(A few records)
%%

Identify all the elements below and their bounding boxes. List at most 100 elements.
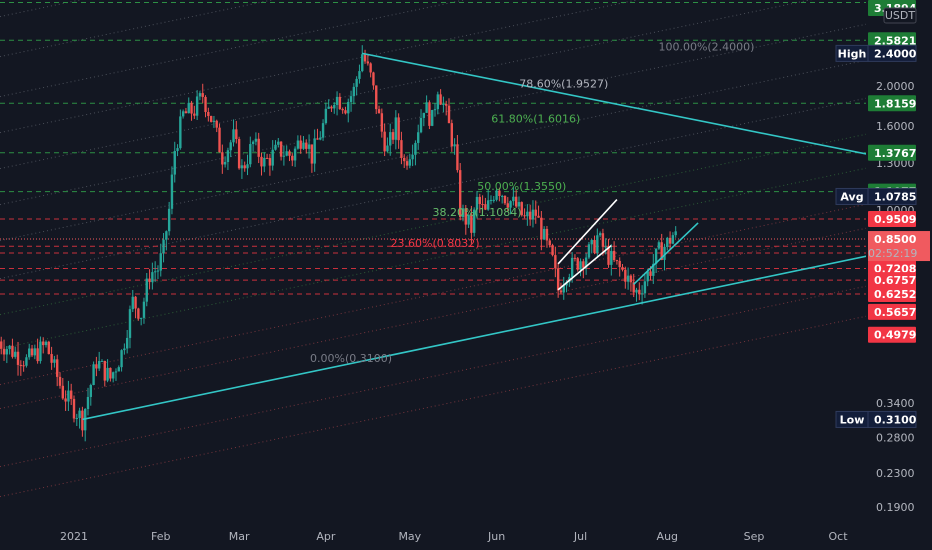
candle-body xyxy=(489,199,493,201)
candle-body xyxy=(19,364,23,366)
candle-body xyxy=(344,110,347,114)
candle-body xyxy=(271,149,274,166)
candle-body xyxy=(442,104,445,106)
candle-body xyxy=(221,152,224,165)
candle-body xyxy=(492,199,495,201)
candle-body xyxy=(11,345,14,357)
candle-body xyxy=(137,308,140,319)
level-price-tag: 2.5821 xyxy=(868,32,916,49)
candle-body xyxy=(520,202,523,216)
candle-body xyxy=(288,151,291,156)
candle-body xyxy=(173,150,176,175)
candle-body xyxy=(75,418,78,420)
price-axis[interactable]: 2.00001.60001.30001.00000.34000.28000.23… xyxy=(835,0,932,550)
trend-line-ascending-support[interactable] xyxy=(82,250,892,421)
candle-body xyxy=(223,161,227,165)
svg-text:0.6252: 0.6252 xyxy=(874,288,916,301)
candle-body xyxy=(461,208,465,218)
candle-body xyxy=(652,263,655,276)
candle-body xyxy=(450,123,454,147)
candle-body xyxy=(363,54,367,62)
level-price-tag: 0.6757 xyxy=(868,272,916,289)
candle-body xyxy=(377,109,381,114)
candle-body xyxy=(548,240,551,246)
trend-line-recent-support[interactable] xyxy=(633,222,699,285)
candle-body xyxy=(162,239,165,254)
candle-body xyxy=(265,157,269,159)
candle-body xyxy=(268,158,272,166)
candle-body xyxy=(389,132,392,146)
candle-body xyxy=(123,348,126,351)
y-tick-label: 0.3400 xyxy=(876,397,915,410)
currency-label[interactable]: USDT xyxy=(883,7,917,24)
candle-body xyxy=(335,96,339,105)
candle-body xyxy=(666,237,669,247)
candle-body xyxy=(386,145,389,152)
level-price-tag: 1.3767 xyxy=(868,144,916,161)
candle-body xyxy=(624,269,627,282)
candle-body xyxy=(78,410,81,419)
x-tick-label: May xyxy=(398,530,421,543)
candle-body xyxy=(358,71,361,79)
candle-body xyxy=(81,410,84,431)
candle-body xyxy=(674,231,677,236)
candle-body xyxy=(86,396,90,410)
candle-body xyxy=(478,196,481,205)
candle-body xyxy=(111,372,115,379)
candle-body xyxy=(117,367,120,372)
candle-body xyxy=(0,341,3,349)
trend-line-channel-lower[interactable] xyxy=(557,244,612,291)
fib-level-label: 23.60%(0.8032) xyxy=(391,237,480,250)
level-price-tag: 0.5657 xyxy=(868,303,916,320)
candle-body xyxy=(556,268,560,291)
candle-body xyxy=(640,293,644,295)
candle-body xyxy=(120,350,123,368)
svg-text:Avg: Avg xyxy=(840,190,863,203)
candle-body xyxy=(400,140,403,158)
candle-body xyxy=(187,102,190,114)
y-tick-label: 0.1900 xyxy=(876,501,915,514)
x-tick-label: Sep xyxy=(744,530,765,543)
candle-body xyxy=(394,117,398,140)
y-tick-label: 1.6000 xyxy=(876,120,915,133)
candle-body xyxy=(484,204,487,210)
y-tick-label: 0.2300 xyxy=(876,467,915,480)
x-tick-label: Jun xyxy=(487,530,505,543)
candle-body xyxy=(114,371,118,373)
candle-body xyxy=(176,148,179,151)
candle-body xyxy=(36,348,39,362)
candle-body xyxy=(316,138,319,140)
svg-text:0.8500: 0.8500 xyxy=(874,233,917,246)
candle-body xyxy=(341,109,344,111)
level-price-tag: 0.6252 xyxy=(868,285,916,302)
trend-line-descending-resistance[interactable] xyxy=(362,52,892,160)
candle-body xyxy=(134,296,137,309)
candle-body xyxy=(207,111,210,116)
candle-body xyxy=(28,348,31,358)
fib-level-label: 0.00%(0.3100) xyxy=(310,352,392,365)
candle-body xyxy=(204,96,207,112)
svg-text:0.6757: 0.6757 xyxy=(874,274,916,287)
stat-tag-high: High 2.4000 xyxy=(835,44,917,62)
candle-body xyxy=(22,365,25,367)
x-tick-label: Mar xyxy=(229,530,250,543)
candle-body xyxy=(422,112,426,118)
trend-line-channel-upper[interactable] xyxy=(557,199,618,265)
candle-body xyxy=(453,144,456,147)
candle-body xyxy=(327,106,330,109)
candle-body xyxy=(148,278,151,283)
candle-body xyxy=(526,211,529,217)
candle-body xyxy=(531,209,535,220)
candle-body xyxy=(369,63,372,73)
candle-body xyxy=(646,271,649,282)
candle-body xyxy=(638,289,641,295)
candle-body xyxy=(145,278,148,302)
candle-body xyxy=(584,257,588,268)
candle-body xyxy=(30,348,34,356)
candle-body xyxy=(193,113,196,116)
svg-text:0.3100: 0.3100 xyxy=(874,413,917,426)
time-axis[interactable]: 2021 Feb Mar Apr May Jun Jul Aug Sep Oct xyxy=(0,522,866,550)
candle-body xyxy=(559,290,563,293)
candle-body xyxy=(481,204,484,206)
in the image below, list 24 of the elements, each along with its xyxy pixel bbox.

%%

Set exercise
Copy every row above word for word, leaving out the pictures.

Finished exercise
Identify all the elements below and their bounding boxes. List at most 100 elements.
candle-body xyxy=(489,199,493,201)
candle-body xyxy=(19,364,23,366)
candle-body xyxy=(344,110,347,114)
candle-body xyxy=(271,149,274,166)
candle-body xyxy=(442,104,445,106)
candle-body xyxy=(221,152,224,165)
candle-body xyxy=(492,199,495,201)
candle-body xyxy=(11,345,14,357)
candle-body xyxy=(137,308,140,319)
level-price-tag: 2.5821 xyxy=(868,32,916,49)
candle-body xyxy=(520,202,523,216)
candle-body xyxy=(288,151,291,156)
candle-body xyxy=(173,150,176,175)
candle-body xyxy=(75,418,78,420)
price-axis[interactable]: 2.00001.60001.30001.00000.34000.28000.23… xyxy=(835,0,932,550)
trend-line-ascending-support[interactable] xyxy=(82,250,892,421)
candle-body xyxy=(223,161,227,165)
svg-text:0.6252: 0.6252 xyxy=(874,288,916,301)
candle-body xyxy=(461,208,465,218)
candle-body xyxy=(652,263,655,276)
candle-body xyxy=(450,123,454,147)
candle-body xyxy=(363,54,367,62)
level-price-tag: 0.6757 xyxy=(868,272,916,289)
candle-body xyxy=(377,109,381,114)
candle-body xyxy=(548,240,551,246)
trend-line-recent-support[interactable] xyxy=(633,222,699,285)
candle-body xyxy=(162,239,165,254)
candle-body xyxy=(265,157,269,159)
candle-body xyxy=(268,158,272,166)
candle-body xyxy=(389,132,392,146)
candle-body xyxy=(123,348,126,351)
y-tick-label: 0.3400 xyxy=(876,397,915,410)
currency-label[interactable]: USDT xyxy=(883,7,917,24)
candle-body xyxy=(335,96,339,105)
candle-body xyxy=(666,237,669,247)
candle-body xyxy=(386,145,389,152)
level-price-tag: 1.3767 xyxy=(868,144,916,161)
candle-body xyxy=(624,269,627,282)
candle-body xyxy=(78,410,81,419)
x-tick-label: May xyxy=(398,530,421,543)
candle-body xyxy=(358,71,361,79)
candle-body xyxy=(81,410,84,431)
candle-body xyxy=(674,231,677,236)
candle-body xyxy=(86,396,90,410)
candle-body xyxy=(478,196,481,205)
candle-body xyxy=(111,372,115,379)
candle-body xyxy=(117,367,120,372)
candle-body xyxy=(0,341,3,349)
trend-line-channel-lower[interactable] xyxy=(557,244,612,291)
fib-level-label: 23.60%(0.8032) xyxy=(391,237,480,250)
level-price-tag: 0.5657 xyxy=(868,303,916,320)
candle-body xyxy=(556,268,560,291)
candle-body xyxy=(640,293,644,295)
candle-body xyxy=(120,350,123,368)
svg-text:Avg: Avg xyxy=(840,190,863,203)
candle-body xyxy=(400,140,403,158)
candle-body xyxy=(187,102,190,114)
y-tick-label: 0.1900 xyxy=(876,501,915,514)
x-tick-label: Sep xyxy=(744,530,765,543)
candle-body xyxy=(394,117,398,140)
y-tick-label: 1.6000 xyxy=(876,120,915,133)
candle-body xyxy=(484,204,487,210)
y-tick-label: 0.2300 xyxy=(876,467,915,480)
x-tick-label: Jun xyxy=(487,530,505,543)
candle-body xyxy=(114,371,118,373)
candle-body xyxy=(176,148,179,151)
candle-body xyxy=(36,348,39,362)
candle-body xyxy=(316,138,319,140)
svg-text:0.8500: 0.8500 xyxy=(874,233,917,246)
candle-body xyxy=(341,109,344,111)
level-price-tag: 0.6252 xyxy=(868,285,916,302)
trend-line-descending-resistance[interactable] xyxy=(362,52,892,160)
candle-body xyxy=(134,296,137,309)
candle-body xyxy=(207,111,210,116)
candle-body xyxy=(28,348,31,358)
fib-level-label: 0.00%(0.3100) xyxy=(310,352,392,365)
candle-body xyxy=(204,96,207,112)
svg-text:0.6757: 0.6757 xyxy=(874,274,916,287)
stat-tag-high: High 2.4000 xyxy=(835,44,917,62)
candle-body xyxy=(22,365,25,367)
x-tick-label: Mar xyxy=(229,530,250,543)
candle-body xyxy=(422,112,426,118)
trend-line-channel-upper[interactable] xyxy=(557,199,618,265)
candle-body xyxy=(453,144,456,147)
candle-body xyxy=(327,106,330,109)
candle-body xyxy=(148,278,151,283)
candle-body xyxy=(526,211,529,217)
candle-body xyxy=(531,209,535,220)
candle-body xyxy=(369,63,372,73)
candle-body xyxy=(646,271,649,282)
candle-body xyxy=(638,289,641,295)
candle-body xyxy=(145,278,148,302)
candle-body xyxy=(584,257,588,268)
candle-body xyxy=(30,348,34,356)
candle-body xyxy=(193,113,196,116)
svg-text:0.3100: 0.3100 xyxy=(874,413,917,426)
time-axis[interactable]: 2021 Feb Mar Apr May Jun Jul Aug Sep Oct xyxy=(0,522,866,550)
candle-body xyxy=(559,290,563,293)
candle-body xyxy=(481,204,484,206)
in the image below, list 24 of the elements, each along with its xyxy pixel bbox.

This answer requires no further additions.